## Task brief
Write out the entries again exactly as they are given.

## Dataset
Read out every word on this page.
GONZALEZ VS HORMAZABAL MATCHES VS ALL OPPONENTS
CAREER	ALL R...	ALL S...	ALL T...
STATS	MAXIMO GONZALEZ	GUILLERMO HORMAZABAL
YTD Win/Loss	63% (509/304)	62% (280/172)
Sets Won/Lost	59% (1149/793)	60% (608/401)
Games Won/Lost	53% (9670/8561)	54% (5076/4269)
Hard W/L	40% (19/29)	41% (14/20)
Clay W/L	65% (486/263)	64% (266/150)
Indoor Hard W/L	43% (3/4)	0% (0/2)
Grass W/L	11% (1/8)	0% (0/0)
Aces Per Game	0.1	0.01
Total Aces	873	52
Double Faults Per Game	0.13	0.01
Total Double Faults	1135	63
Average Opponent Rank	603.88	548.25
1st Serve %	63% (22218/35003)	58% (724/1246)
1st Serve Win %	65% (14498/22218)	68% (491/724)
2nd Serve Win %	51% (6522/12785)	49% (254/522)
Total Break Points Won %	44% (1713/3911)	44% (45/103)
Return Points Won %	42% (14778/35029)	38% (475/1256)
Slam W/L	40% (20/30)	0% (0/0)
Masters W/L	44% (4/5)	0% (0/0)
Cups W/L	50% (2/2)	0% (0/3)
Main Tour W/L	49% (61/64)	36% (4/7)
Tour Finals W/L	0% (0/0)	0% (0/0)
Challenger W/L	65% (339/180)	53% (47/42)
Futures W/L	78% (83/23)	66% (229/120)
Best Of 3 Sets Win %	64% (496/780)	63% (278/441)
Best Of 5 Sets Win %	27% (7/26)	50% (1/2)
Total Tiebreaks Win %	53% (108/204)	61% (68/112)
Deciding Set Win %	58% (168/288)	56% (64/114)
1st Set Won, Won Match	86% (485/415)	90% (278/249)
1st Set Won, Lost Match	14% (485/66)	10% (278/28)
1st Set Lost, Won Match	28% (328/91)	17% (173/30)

## Final result
Read out every word on this page.
GONZALEZ VS HORMAZABAL MATCHES VS ALL OPPONENTS
CAREER	ALL R...	ALL S...	ALL T...
STATS	MAXIMO GONZALEZ	GUILLERMO HORMAZABAL
YTD Win/Loss	63% (509/304)	62% (280/172)
Sets Won/Lost	59% (1149/793)	60% (608/401)
Games Won/Lost	53% (9670/8561)	54% (5076/4269)
Hard W/L	40% (19/29)	41% (14/20)
Clay W/L	65% (486/263)	64% (266/150)
Indoor Hard W/L	43% (3/4)	0% (0/2)
Grass W/L	11% (1/8)	0% (0/0)
Aces Per Game	0.1	0.01
Total Aces	873	52
Double Faults Per Game	0.13	0.01
Total Double Faults	1135	63
Average Opponent Rank	603.88	548.25
1st Serve %	63% (22218/35003)	58% (724/1246)
1st Serve Win %	65% (14498/22218)	68% (491/724)
2nd Serve Win %	51% (6522/12785)	49% (254/522)
Total Break Points Won %	44% (1713/3911)	44% (45/103)
Return Points Won %	42% (14778/35029)	38% (475/1256)
Slam W/L	40% (20/30)	0% (0/0)
Masters W/L	44% (4/5)	0% (0/0)
Cups W/L	50% (2/2)	0% (0/3)
Main Tour W/L	49% (61/64)	36% (4/7)
Tour Finals W/L	0% (0/0)	0% (0/0)
Challenger W/L	65% (339/180)	53% (47/42)
Futures W/L	78% (83/23)	66% (229/120)
Best Of 3 Sets Win %	64% (496/780)	63% (278/441)
Best Of 5 Sets Win %	27% (7/26)	50% (1/2)
Total Tiebreaks Win %	53% (108/204)	61% (68/112)
Deciding Set Win %	58% (168/288)	56% (64/114)
1st Set Won, Won Match	86% (485/415)	90% (278/249)
1st Set Won, Lost Match	14% (485/66)	10% (278/28)
1st Set Lost, Won Match	28% (328/91)	17% (173/30)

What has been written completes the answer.